Stored data entries:
--- Start ---

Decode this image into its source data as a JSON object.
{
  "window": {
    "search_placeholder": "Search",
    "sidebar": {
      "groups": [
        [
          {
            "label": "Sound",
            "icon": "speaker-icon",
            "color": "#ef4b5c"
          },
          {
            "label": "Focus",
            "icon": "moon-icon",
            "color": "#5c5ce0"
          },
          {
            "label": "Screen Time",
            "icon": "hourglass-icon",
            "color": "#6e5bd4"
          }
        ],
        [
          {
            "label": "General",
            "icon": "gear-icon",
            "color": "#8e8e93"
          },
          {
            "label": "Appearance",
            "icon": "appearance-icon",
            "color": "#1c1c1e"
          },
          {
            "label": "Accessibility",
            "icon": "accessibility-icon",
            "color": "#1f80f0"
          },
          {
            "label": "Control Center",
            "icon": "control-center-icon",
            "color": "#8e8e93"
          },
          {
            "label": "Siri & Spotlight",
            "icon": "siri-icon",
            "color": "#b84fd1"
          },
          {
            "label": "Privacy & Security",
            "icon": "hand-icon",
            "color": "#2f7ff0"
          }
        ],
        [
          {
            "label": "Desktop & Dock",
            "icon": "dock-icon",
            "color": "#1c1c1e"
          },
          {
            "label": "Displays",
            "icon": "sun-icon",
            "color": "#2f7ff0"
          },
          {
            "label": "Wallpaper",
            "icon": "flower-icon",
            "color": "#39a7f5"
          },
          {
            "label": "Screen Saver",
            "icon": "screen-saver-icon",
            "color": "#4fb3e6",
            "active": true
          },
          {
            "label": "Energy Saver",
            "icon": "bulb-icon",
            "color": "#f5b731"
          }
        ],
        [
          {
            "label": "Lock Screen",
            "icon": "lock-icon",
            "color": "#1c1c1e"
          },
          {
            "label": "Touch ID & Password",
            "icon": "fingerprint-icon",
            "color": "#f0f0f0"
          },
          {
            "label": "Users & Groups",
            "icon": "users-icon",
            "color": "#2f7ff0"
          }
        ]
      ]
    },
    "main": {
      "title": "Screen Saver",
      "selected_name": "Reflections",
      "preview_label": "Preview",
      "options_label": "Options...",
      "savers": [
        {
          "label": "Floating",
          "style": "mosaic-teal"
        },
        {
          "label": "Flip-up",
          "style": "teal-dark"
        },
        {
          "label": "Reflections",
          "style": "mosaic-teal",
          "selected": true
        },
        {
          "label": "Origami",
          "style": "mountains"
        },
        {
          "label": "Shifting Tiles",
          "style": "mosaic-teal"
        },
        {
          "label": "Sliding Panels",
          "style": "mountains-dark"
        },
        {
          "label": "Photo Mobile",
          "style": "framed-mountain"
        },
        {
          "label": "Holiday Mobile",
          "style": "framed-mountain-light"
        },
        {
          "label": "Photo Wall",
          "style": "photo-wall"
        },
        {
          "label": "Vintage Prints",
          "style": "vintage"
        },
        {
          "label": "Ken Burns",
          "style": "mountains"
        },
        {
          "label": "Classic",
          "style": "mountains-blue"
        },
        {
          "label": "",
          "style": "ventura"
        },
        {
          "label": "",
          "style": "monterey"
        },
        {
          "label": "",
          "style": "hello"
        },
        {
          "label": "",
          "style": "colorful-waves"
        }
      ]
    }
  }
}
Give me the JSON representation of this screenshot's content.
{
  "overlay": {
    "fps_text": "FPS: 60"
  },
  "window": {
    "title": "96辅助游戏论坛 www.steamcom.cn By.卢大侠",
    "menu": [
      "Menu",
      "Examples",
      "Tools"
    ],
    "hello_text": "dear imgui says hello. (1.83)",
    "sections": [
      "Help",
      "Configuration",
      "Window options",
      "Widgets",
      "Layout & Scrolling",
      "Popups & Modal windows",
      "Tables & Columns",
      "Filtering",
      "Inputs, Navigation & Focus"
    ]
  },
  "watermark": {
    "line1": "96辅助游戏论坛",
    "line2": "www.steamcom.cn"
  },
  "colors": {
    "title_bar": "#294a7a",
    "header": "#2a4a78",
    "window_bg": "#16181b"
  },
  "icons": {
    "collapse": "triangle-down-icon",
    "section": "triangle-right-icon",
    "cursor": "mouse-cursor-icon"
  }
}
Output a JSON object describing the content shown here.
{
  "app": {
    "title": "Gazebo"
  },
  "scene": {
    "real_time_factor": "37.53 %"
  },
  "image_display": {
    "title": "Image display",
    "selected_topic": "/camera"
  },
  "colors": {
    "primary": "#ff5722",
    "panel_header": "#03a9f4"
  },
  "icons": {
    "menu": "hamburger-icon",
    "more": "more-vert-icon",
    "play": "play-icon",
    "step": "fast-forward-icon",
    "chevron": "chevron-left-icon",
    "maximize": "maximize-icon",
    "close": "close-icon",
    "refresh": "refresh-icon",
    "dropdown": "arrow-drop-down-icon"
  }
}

--- End ---

Please quote every record above exactly as it appears.

Decode this image into its source data as a JSON object.
{
  "window": {
    "search_placeholder": "Search",
    "sidebar": {
      "groups": [
        [
          {
            "label": "Sound",
            "icon": "speaker-icon",
            "color": "#ef4b5c"
          },
          {
            "label": "Focus",
            "icon": "moon-icon",
            "color": "#5c5ce0"
          },
          {
            "label": "Screen Time",
            "icon": "hourglass-icon",
            "color": "#6e5bd4"
          }
        ],
        [
          {
            "label": "General",
            "icon": "gear-icon",
            "color": "#8e8e93"
          },
          {
            "label": "Appearance",
            "icon": "appearance-icon",
            "color": "#1c1c1e"
          },
          {
            "label": "Accessibility",
            "icon": "accessibility-icon",
            "color": "#1f80f0"
          },
          {
            "label": "Control Center",
            "icon": "control-center-icon",
            "color": "#8e8e93"
          },
          {
            "label": "Siri & Spotlight",
            "icon": "siri-icon",
            "color": "#b84fd1"
          },
          {
            "label": "Privacy & Security",
            "icon": "hand-icon",
            "color": "#2f7ff0"
          }
        ],
        [
          {
            "label": "Desktop & Dock",
            "icon": "dock-icon",
            "color": "#1c1c1e"
          },
          {
            "label": "Displays",
            "icon": "sun-icon",
            "color": "#2f7ff0"
          },
          {
            "label": "Wallpaper",
            "icon": "flower-icon",
            "color": "#39a7f5"
          },
          {
            "label": "Screen Saver",
            "icon": "screen-saver-icon",
            "color": "#4fb3e6",
            "active": true
          },
          {
            "label": "Energy Saver",
            "icon": "bulb-icon",
            "color": "#f5b731"
          }
        ],
        [
          {
            "label": "Lock Screen",
            "icon": "lock-icon",
            "color": "#1c1c1e"
          },
          {
            "label": "Touch ID & Password",
            "icon": "fingerprint-icon",
            "color": "#f0f0f0"
          },
          {
            "label": "Users & Groups",
            "icon": "users-icon",
            "color": "#2f7ff0"
          }
        ]
      ]
    },
    "main": {
      "title": "Screen Saver",
      "selected_name": "Reflections",
      "preview_label": "Preview",
      "options_label": "Options...",
      "savers": [
        {
          "label": "Floating",
          "style": "mosaic-teal"
        },
        {
          "label": "Flip-up",
          "style": "teal-dark"
        },
        {
          "label": "Reflections",
          "style": "mosaic-teal",
          "selected": true
        },
        {
          "label": "Origami",
          "style": "mountains"
        },
        {
          "label": "Shifting Tiles",
          "style": "mosaic-teal"
        },
        {
          "label": "Sliding Panels",
          "style": "mountains-dark"
        },
        {
          "label": "Photo Mobile",
          "style": "framed-mountain"
        },
        {
          "label": "Holiday Mobile",
          "style": "framed-mountain-light"
        },
        {
          "label": "Photo Wall",
          "style": "photo-wall"
        },
        {
          "label": "Vintage Prints",
          "style": "vintage"
        },
        {
          "label": "Ken Burns",
          "style": "mountains"
        },
        {
          "label": "Classic",
          "style": "mountains-blue"
        },
        {
          "label": "",
          "style": "ventura"
        },
        {
          "label": "",
          "style": "monterey"
        },
        {
          "label": "",
          "style": "hello"
        },
        {
          "label": "",
          "style": "colorful-waves"
        }
      ]
    }
  }
}
Give me the JSON representation of this screenshot's content.
{
  "overlay": {
    "fps_text": "FPS: 60"
  },
  "window": {
    "title": "96辅助游戏论坛 www.steamcom.cn By.卢大侠",
    "menu": [
      "Menu",
      "Examples",
      "Tools"
    ],
    "hello_text": "dear imgui says hello. (1.83)",
    "sections": [
      "Help",
      "Configuration",
      "Window options",
      "Widgets",
      "Layout & Scrolling",
      "Popups & Modal windows",
      "Tables & Columns",
      "Filtering",
      "Inputs, Navigation & Focus"
    ]
  },
  "watermark": {
    "line1": "96辅助游戏论坛",
    "line2": "www.steamcom.cn"
  },
  "colors": {
    "title_bar": "#294a7a",
    "header": "#2a4a78",
    "window_bg": "#16181b"
  },
  "icons": {
    "collapse": "triangle-down-icon",
    "section": "triangle-right-icon",
    "cursor": "mouse-cursor-icon"
  }
}
Output a JSON object describing the content shown here.
{
  "app": {
    "title": "Gazebo"
  },
  "scene": {
    "real_time_factor": "37.53 %"
  },
  "image_display": {
    "title": "Image display",
    "selected_topic": "/camera"
  },
  "colors": {
    "primary": "#ff5722",
    "panel_header": "#03a9f4"
  },
  "icons": {
    "menu": "hamburger-icon",
    "more": "more-vert-icon",
    "play": "play-icon",
    "step": "fast-forward-icon",
    "chevron": "chevron-left-icon",
    "maximize": "maximize-icon",
    "close": "close-icon",
    "refresh": "refresh-icon",
    "dropdown": "arrow-drop-down-icon"
  }
}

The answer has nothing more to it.